- [Exercise task] Copy out each line that has "scenario" in it.

────────────────────

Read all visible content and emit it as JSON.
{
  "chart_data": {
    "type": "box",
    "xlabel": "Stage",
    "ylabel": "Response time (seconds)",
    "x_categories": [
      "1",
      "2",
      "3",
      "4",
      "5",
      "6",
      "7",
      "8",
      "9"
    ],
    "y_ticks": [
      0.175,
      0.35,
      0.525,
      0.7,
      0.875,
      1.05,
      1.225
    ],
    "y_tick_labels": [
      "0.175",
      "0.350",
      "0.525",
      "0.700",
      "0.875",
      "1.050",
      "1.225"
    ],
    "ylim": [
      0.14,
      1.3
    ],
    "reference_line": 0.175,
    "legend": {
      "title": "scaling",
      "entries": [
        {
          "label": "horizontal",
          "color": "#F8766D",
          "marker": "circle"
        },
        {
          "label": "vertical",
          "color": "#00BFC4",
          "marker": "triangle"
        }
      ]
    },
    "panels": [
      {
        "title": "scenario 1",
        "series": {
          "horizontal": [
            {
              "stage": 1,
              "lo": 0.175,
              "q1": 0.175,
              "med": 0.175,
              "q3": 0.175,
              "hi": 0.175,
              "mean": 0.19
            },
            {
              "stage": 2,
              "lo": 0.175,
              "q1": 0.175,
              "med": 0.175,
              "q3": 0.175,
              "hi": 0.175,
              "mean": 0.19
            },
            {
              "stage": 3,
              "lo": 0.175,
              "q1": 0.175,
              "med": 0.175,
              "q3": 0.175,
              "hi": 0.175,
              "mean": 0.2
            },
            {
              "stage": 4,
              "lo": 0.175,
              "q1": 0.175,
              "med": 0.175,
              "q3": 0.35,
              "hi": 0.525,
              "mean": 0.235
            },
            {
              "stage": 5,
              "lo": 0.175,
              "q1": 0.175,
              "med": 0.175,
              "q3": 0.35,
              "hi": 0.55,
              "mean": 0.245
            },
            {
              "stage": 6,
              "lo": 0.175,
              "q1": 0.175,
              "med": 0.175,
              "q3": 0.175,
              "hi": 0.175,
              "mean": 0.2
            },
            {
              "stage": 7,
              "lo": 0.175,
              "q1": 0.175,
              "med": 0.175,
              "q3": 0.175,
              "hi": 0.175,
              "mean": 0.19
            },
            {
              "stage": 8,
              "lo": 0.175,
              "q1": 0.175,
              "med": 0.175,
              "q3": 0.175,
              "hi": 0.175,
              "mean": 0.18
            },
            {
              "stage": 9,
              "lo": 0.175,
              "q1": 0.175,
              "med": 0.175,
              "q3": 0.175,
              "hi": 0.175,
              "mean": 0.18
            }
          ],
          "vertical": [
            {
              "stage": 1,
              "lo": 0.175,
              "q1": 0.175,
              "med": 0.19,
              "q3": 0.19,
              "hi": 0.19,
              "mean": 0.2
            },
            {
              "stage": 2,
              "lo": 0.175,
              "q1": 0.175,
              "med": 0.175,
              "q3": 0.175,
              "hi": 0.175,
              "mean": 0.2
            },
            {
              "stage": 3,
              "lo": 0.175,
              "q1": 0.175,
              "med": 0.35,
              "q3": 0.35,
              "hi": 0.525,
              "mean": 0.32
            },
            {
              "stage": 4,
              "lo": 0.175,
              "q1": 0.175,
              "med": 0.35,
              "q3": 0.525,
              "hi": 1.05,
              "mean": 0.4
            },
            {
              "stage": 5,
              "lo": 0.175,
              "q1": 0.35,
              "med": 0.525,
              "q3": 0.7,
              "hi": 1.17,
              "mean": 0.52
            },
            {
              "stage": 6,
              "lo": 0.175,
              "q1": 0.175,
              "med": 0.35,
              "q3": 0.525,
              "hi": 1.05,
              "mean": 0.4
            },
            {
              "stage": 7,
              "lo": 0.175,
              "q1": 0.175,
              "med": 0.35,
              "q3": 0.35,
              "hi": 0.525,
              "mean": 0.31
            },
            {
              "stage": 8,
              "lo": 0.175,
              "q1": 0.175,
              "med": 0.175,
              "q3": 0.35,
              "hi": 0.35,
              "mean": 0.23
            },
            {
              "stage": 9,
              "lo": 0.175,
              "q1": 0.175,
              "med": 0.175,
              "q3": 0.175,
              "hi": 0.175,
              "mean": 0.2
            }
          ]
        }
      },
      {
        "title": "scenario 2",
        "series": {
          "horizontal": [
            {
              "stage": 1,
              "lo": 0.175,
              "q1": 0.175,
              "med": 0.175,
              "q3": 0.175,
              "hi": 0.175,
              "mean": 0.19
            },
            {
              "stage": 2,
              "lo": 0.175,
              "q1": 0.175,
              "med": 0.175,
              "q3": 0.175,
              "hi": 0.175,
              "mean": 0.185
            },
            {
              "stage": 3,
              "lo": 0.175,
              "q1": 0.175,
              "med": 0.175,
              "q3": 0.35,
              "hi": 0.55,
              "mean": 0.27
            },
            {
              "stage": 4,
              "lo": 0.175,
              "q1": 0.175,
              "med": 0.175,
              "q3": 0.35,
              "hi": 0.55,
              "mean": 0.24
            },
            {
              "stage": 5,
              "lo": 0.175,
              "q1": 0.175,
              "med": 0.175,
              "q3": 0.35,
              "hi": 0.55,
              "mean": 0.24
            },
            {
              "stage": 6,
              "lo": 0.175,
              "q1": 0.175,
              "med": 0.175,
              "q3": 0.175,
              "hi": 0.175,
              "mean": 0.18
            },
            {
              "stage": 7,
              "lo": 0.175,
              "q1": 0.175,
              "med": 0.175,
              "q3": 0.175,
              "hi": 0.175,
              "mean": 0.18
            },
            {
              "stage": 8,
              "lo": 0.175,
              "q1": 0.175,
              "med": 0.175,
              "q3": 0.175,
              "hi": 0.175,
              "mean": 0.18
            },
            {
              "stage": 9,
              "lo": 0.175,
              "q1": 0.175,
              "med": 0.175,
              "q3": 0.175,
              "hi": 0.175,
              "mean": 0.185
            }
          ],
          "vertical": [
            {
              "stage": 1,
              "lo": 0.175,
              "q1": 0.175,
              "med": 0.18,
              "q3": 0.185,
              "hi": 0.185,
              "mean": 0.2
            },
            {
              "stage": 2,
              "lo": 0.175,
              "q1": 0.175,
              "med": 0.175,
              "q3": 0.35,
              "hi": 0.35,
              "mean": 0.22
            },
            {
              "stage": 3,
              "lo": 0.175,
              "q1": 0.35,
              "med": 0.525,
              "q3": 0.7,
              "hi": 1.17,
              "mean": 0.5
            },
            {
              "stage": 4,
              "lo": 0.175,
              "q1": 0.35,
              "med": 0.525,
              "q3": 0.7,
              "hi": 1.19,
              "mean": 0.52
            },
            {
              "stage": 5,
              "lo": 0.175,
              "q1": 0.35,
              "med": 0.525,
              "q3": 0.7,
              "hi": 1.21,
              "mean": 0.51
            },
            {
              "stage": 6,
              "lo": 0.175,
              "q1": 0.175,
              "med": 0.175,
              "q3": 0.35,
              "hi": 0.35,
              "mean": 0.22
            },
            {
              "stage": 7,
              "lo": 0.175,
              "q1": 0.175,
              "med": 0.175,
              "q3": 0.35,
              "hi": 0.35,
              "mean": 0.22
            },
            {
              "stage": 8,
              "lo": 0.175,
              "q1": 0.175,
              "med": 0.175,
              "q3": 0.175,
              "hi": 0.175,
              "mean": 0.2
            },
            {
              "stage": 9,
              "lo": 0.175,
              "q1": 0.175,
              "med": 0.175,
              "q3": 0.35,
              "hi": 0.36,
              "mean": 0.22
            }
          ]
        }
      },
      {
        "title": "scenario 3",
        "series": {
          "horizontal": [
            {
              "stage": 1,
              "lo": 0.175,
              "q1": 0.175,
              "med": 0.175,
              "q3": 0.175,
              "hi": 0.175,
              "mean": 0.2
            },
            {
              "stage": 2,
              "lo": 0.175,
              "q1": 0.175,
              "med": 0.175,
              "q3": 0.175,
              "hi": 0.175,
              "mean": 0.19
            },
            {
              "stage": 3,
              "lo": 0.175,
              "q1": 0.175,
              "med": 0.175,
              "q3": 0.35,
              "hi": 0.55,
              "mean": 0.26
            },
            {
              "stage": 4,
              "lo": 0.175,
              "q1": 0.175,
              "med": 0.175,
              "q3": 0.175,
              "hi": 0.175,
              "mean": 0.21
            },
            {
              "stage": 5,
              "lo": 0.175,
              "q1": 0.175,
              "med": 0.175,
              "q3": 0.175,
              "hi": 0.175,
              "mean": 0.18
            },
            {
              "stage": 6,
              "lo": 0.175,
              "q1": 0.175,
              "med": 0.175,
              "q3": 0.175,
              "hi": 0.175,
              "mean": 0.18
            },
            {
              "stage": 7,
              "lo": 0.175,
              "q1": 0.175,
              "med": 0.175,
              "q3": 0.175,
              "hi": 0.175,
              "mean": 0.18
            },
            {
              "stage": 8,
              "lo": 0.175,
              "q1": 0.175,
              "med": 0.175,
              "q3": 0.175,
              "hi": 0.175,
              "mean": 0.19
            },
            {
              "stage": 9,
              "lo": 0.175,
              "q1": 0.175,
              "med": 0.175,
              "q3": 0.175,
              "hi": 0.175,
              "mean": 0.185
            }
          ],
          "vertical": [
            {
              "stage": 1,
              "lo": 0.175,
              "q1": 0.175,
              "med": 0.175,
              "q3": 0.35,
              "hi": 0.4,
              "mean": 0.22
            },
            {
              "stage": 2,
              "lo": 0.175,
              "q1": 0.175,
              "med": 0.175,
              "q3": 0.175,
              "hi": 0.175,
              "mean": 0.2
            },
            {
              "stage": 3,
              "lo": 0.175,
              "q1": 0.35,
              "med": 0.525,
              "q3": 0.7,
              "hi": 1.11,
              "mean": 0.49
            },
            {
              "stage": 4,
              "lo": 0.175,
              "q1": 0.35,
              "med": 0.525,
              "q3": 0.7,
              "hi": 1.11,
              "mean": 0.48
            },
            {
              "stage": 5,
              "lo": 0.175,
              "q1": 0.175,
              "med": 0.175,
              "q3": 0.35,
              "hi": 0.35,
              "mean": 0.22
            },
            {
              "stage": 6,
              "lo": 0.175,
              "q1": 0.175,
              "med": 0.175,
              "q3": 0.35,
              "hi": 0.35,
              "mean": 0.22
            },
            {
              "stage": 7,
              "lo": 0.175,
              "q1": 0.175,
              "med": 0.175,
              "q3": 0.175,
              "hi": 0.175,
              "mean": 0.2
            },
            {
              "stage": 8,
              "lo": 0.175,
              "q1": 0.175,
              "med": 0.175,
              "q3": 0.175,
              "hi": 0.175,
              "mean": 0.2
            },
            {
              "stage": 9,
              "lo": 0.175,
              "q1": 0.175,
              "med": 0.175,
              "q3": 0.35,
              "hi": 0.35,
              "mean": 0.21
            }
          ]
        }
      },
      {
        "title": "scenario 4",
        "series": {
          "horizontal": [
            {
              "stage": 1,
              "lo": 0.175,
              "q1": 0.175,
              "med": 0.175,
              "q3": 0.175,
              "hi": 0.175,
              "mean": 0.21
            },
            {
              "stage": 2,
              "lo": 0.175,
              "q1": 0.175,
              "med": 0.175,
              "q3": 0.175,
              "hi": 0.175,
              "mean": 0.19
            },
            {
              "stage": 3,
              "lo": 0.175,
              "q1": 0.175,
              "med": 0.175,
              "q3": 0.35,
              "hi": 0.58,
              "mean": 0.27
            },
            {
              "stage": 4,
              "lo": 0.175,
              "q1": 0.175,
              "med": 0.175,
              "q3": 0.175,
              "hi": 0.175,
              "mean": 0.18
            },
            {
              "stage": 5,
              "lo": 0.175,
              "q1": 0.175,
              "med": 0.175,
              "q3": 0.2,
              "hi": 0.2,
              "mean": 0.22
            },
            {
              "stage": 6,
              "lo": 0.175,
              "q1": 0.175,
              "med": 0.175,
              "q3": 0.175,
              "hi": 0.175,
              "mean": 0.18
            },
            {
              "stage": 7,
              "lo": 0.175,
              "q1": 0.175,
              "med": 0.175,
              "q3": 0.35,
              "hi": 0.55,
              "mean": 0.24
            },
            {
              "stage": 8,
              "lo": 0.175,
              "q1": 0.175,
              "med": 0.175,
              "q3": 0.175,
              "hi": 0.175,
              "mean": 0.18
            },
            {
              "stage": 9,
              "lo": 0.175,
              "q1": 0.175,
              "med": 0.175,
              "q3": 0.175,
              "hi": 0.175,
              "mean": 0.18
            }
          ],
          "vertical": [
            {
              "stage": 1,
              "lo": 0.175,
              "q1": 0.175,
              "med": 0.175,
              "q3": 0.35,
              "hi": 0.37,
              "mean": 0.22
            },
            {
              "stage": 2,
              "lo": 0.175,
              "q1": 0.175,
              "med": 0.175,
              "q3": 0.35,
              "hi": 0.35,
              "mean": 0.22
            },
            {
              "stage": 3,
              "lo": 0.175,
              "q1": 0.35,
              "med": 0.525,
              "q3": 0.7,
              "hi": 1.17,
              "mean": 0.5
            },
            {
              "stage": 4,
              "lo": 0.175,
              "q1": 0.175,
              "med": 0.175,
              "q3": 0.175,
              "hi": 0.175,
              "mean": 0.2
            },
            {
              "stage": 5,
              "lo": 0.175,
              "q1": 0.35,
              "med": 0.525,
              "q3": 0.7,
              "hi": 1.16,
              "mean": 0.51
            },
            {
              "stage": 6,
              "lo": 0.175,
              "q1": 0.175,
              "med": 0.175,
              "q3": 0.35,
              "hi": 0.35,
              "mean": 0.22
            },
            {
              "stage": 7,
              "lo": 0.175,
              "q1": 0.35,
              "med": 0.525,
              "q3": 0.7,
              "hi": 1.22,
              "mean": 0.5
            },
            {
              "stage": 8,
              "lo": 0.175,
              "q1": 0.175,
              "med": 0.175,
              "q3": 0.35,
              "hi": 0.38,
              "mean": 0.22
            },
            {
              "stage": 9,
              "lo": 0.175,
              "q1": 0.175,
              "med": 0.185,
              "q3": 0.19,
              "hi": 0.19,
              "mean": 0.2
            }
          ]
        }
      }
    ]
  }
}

────────────────────

- [Right answer]
        "title": "scenario 1",
        "title": "scenario 2",
        "title": "scenario 3",
        "title": "scenario 4",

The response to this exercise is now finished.